▶ _PROVIDED RECORDS_:
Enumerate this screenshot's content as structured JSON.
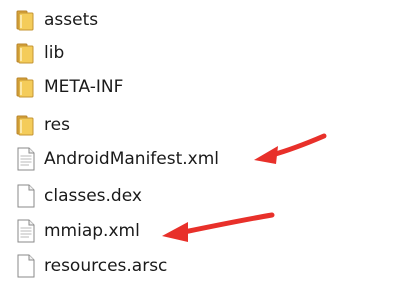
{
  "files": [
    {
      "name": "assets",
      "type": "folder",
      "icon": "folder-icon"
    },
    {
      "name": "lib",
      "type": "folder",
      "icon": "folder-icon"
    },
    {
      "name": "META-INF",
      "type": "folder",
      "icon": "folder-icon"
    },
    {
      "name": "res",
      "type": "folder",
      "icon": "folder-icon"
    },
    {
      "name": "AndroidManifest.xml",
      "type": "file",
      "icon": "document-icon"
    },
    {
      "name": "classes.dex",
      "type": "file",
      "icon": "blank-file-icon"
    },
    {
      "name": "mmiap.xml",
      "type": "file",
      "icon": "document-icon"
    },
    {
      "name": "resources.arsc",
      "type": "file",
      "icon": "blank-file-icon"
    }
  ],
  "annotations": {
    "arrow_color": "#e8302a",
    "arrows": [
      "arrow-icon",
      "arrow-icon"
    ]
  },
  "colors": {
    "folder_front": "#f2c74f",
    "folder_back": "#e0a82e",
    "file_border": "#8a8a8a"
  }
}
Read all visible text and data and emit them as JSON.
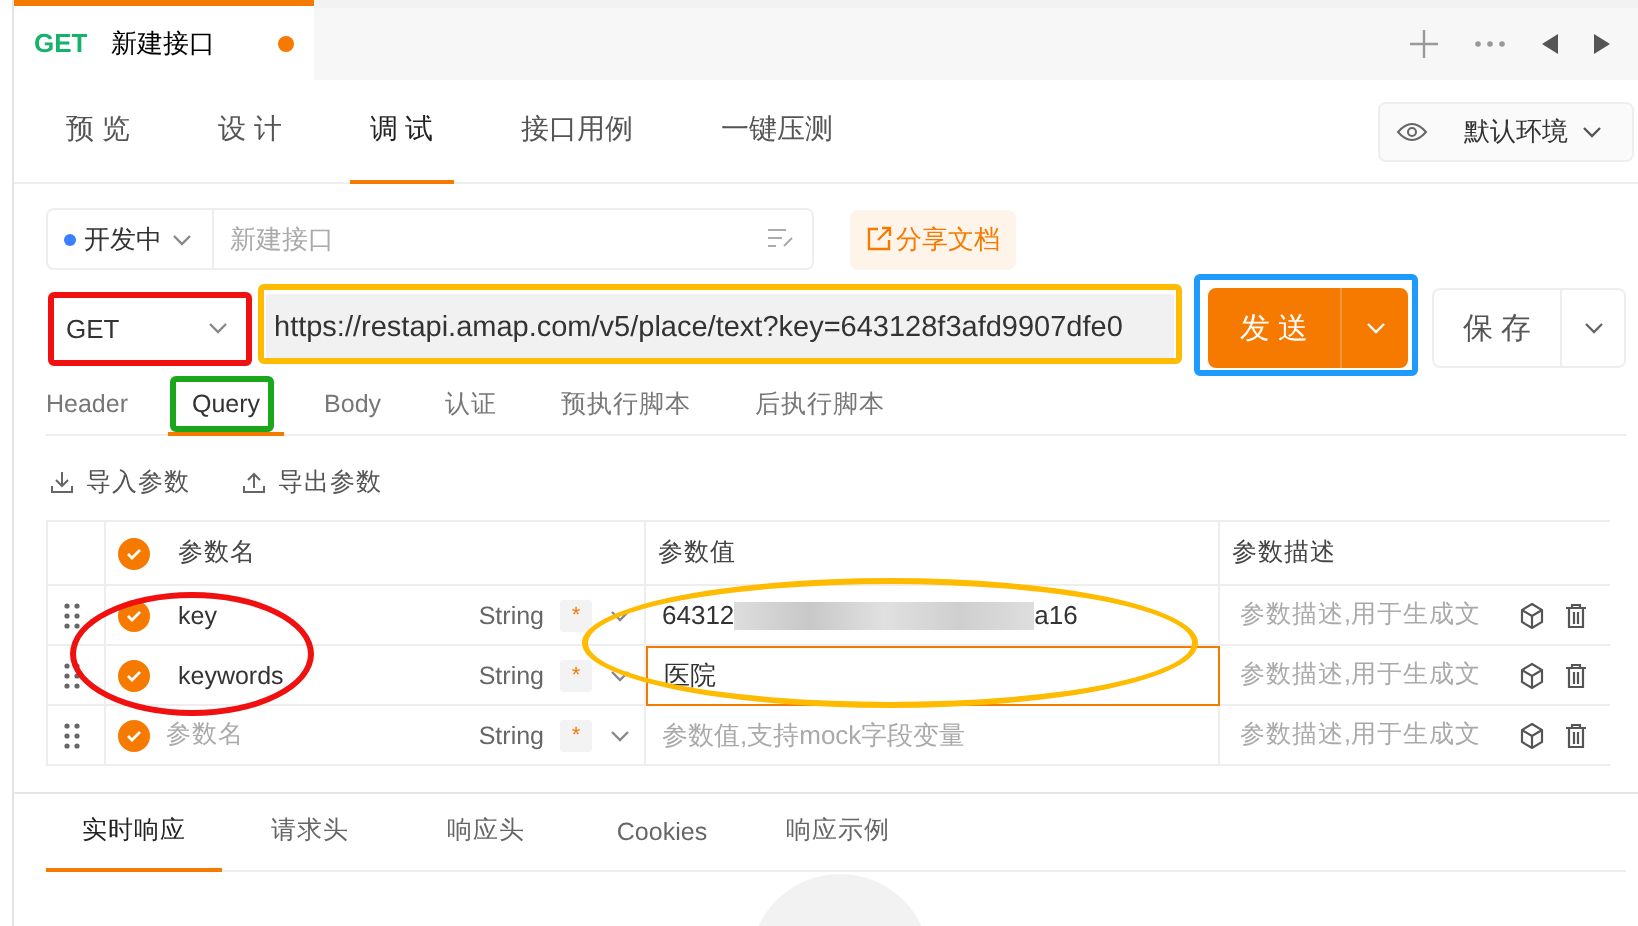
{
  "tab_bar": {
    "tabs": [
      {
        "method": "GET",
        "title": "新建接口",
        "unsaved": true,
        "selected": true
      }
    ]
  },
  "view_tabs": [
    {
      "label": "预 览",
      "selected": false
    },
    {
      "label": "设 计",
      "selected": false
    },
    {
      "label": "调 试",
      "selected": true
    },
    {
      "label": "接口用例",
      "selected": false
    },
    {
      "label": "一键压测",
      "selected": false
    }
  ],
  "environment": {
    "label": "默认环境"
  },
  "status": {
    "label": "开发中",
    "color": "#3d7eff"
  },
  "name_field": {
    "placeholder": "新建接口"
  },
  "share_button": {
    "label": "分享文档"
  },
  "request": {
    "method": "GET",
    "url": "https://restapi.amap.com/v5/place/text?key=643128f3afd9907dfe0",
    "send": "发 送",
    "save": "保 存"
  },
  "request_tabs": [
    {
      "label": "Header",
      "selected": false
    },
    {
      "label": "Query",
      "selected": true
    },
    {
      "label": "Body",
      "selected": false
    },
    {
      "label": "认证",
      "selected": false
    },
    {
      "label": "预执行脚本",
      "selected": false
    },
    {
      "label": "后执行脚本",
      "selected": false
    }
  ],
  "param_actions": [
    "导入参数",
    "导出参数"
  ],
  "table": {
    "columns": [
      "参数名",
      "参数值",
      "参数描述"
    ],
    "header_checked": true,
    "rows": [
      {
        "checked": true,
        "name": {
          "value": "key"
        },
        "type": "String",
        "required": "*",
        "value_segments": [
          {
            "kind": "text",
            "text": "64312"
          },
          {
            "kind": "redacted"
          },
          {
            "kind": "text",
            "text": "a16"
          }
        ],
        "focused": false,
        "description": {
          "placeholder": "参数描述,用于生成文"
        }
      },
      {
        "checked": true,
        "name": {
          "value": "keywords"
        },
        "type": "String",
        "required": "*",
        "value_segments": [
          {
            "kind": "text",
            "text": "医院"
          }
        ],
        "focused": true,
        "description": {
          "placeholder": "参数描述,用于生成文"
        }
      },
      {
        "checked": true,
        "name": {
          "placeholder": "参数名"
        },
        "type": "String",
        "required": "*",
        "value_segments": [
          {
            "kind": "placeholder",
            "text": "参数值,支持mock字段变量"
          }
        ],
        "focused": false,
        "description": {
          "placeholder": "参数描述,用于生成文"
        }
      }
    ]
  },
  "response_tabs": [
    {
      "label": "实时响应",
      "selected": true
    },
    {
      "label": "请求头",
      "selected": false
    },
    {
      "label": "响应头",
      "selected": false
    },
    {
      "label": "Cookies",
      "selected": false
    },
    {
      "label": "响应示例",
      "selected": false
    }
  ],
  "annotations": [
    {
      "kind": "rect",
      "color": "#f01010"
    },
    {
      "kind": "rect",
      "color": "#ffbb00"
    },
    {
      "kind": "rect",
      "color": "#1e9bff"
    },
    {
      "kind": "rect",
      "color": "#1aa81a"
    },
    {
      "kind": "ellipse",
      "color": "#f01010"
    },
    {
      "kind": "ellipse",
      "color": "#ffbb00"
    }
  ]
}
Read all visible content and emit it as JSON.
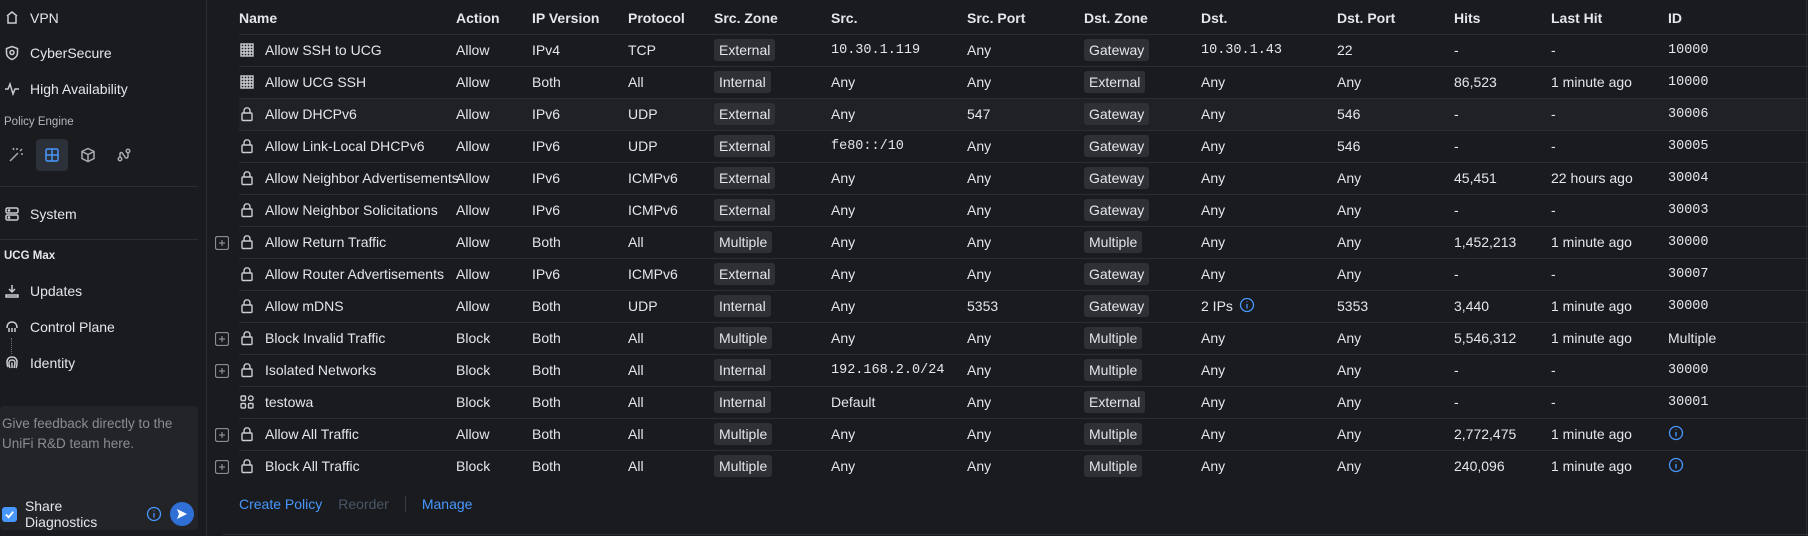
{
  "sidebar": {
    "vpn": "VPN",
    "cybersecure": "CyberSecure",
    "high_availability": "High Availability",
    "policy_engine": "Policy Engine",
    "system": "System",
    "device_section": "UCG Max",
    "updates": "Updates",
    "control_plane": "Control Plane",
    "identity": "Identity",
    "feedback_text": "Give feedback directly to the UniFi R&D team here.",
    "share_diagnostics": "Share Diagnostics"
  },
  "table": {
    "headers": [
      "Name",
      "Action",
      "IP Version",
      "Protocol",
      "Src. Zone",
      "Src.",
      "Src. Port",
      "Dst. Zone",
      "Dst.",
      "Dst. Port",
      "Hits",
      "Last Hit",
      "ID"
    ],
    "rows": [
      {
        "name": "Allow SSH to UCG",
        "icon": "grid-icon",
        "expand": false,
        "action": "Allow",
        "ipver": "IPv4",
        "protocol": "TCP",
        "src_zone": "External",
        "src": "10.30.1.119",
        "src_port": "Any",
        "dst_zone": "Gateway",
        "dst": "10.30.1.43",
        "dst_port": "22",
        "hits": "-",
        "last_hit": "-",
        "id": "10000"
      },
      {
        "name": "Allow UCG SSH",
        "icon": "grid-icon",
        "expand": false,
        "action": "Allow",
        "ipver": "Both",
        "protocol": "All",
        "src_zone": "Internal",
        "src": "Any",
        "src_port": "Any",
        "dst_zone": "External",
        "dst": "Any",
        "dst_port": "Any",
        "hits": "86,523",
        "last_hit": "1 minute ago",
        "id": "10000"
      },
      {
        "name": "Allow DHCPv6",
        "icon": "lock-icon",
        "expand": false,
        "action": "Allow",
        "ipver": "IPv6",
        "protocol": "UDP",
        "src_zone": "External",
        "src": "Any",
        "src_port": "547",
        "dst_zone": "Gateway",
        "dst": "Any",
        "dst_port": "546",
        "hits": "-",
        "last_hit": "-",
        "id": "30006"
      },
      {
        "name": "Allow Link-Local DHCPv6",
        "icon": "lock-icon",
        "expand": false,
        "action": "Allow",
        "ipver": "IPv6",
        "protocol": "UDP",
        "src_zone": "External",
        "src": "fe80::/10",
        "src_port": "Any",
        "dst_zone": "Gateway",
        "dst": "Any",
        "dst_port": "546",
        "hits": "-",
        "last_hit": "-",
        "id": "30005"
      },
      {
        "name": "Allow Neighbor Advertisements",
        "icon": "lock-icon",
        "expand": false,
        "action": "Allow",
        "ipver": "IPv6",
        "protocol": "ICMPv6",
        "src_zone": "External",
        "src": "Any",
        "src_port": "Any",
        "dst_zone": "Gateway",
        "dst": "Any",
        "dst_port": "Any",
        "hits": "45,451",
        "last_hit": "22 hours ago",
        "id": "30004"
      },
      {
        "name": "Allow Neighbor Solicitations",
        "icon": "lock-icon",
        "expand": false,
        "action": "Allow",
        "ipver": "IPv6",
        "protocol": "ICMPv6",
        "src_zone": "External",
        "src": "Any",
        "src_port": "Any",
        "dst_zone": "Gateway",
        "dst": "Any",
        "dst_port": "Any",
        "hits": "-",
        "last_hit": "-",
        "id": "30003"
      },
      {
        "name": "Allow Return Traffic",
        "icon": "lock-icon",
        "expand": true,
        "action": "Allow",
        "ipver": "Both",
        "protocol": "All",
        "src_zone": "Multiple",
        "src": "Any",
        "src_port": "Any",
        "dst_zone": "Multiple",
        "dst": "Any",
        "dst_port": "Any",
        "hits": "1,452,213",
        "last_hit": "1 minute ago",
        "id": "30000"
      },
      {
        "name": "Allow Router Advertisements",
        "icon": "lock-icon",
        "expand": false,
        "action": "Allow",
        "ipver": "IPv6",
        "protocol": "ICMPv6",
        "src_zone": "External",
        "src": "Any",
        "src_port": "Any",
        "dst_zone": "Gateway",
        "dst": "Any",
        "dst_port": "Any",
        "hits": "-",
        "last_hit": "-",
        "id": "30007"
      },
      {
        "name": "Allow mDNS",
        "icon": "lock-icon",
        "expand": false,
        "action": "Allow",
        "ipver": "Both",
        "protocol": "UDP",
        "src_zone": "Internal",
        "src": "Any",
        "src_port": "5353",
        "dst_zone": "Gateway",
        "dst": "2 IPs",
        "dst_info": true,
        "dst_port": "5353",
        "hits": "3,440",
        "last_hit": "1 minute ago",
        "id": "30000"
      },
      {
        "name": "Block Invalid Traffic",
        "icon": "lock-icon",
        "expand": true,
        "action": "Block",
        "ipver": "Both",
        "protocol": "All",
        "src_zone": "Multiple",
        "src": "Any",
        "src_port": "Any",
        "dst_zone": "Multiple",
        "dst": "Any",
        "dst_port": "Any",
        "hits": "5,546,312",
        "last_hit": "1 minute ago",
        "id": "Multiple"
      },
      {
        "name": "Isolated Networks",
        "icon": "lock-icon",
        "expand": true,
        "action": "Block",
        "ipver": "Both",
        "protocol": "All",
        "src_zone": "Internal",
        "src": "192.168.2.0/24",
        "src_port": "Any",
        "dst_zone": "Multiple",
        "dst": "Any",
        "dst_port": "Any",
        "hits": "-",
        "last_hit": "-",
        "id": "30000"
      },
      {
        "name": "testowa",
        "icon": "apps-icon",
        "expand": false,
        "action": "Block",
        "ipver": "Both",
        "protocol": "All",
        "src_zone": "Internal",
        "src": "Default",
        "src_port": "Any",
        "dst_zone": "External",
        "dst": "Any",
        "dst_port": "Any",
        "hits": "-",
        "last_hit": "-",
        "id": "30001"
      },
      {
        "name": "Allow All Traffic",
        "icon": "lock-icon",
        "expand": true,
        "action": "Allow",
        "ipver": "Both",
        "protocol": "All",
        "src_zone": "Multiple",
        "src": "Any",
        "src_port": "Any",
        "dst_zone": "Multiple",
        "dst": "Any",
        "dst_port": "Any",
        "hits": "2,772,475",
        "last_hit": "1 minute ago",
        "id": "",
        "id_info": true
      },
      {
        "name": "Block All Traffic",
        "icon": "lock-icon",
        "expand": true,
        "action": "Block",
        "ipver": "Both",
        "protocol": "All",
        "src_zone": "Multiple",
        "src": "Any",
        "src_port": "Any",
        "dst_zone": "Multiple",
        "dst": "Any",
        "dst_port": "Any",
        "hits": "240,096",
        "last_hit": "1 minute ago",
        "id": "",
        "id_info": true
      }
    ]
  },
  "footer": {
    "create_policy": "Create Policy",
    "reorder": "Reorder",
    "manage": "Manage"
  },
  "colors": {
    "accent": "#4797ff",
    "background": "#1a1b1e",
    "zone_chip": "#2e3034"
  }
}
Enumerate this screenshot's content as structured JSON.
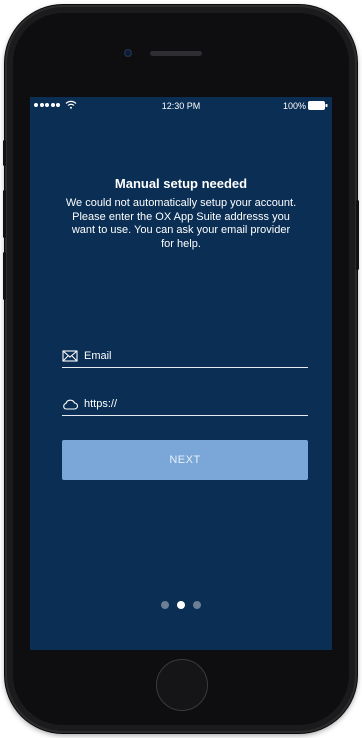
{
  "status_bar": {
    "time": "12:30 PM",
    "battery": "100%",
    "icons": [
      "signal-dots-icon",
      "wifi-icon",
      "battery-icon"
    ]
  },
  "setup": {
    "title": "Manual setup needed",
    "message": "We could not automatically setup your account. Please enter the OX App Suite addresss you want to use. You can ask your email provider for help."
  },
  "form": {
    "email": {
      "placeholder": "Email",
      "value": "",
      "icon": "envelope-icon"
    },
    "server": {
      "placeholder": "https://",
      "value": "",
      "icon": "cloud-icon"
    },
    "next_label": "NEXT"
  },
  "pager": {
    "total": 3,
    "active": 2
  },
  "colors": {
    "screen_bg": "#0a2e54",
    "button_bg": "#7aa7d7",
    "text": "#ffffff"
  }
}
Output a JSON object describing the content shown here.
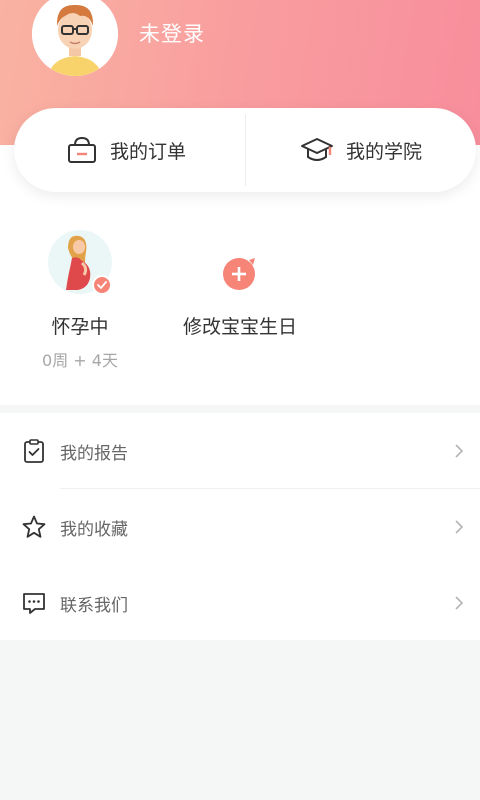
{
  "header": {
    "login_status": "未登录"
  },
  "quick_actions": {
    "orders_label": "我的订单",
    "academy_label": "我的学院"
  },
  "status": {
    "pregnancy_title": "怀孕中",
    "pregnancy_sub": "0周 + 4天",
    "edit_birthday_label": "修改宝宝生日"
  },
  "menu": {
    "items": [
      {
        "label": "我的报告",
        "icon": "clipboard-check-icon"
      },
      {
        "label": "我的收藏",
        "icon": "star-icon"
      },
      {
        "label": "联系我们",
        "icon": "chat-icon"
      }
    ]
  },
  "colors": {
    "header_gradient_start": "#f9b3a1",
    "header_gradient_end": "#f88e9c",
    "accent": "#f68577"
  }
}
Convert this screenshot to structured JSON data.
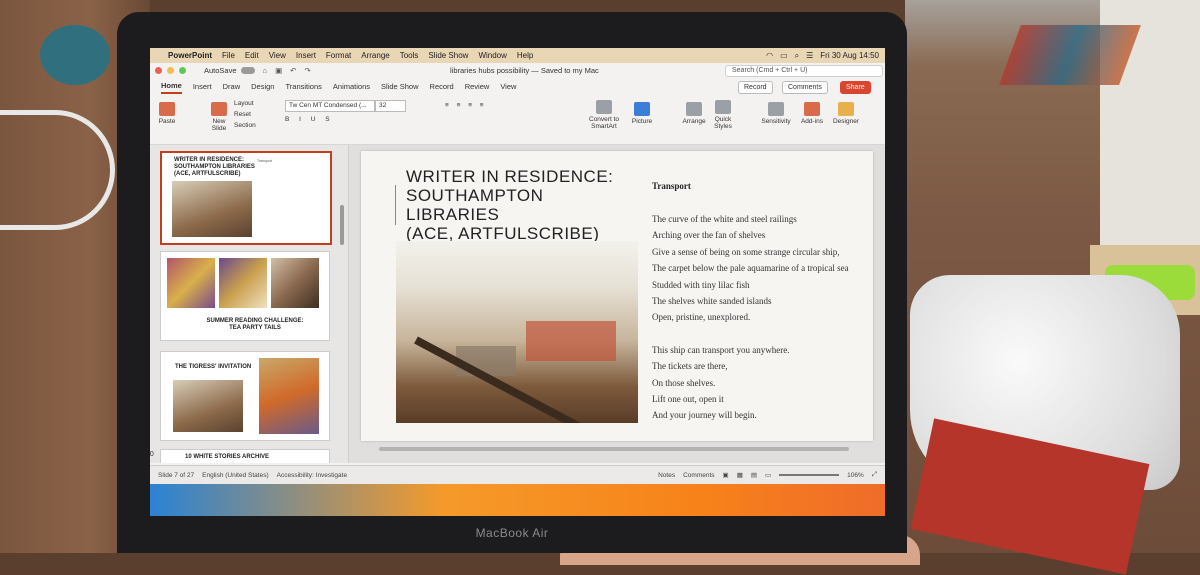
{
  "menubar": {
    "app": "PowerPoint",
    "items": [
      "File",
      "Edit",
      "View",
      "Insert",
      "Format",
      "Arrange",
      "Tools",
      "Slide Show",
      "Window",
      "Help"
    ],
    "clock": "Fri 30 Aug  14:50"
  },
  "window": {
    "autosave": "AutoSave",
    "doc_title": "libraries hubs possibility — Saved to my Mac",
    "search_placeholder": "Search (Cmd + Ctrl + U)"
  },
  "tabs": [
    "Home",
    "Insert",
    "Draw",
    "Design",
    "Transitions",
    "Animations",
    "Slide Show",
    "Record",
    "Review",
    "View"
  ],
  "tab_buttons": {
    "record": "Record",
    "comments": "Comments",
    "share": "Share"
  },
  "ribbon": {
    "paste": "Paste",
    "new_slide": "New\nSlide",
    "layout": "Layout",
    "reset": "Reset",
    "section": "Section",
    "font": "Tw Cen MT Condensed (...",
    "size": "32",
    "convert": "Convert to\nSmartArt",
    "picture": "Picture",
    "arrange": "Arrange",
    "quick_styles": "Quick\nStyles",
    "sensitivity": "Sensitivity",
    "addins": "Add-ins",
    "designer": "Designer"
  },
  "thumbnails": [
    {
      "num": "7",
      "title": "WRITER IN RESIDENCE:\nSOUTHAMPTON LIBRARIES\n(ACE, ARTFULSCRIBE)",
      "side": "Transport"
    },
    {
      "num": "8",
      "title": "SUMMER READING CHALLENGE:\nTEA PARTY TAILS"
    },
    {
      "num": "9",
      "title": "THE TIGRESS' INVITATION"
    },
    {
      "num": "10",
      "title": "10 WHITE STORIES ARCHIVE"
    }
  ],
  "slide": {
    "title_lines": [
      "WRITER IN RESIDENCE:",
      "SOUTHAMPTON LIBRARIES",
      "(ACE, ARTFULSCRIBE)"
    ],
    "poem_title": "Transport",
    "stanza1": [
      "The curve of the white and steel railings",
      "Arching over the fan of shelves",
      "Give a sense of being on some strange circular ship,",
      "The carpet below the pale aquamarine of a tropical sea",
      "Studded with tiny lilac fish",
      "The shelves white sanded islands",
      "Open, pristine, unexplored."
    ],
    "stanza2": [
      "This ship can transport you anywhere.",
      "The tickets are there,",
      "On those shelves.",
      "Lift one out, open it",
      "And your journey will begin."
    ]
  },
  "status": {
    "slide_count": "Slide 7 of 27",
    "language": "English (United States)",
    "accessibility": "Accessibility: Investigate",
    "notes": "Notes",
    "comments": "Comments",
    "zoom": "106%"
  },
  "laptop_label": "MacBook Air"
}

▶ _INSTRUCTIONS FOR THE TASK_: Copy out every line in the entries above that holds "data".

▶ _RIGHT ANSWER_:
Read all visible text and data and emit them as JSON.
Convert this screenshot to structured JSON data.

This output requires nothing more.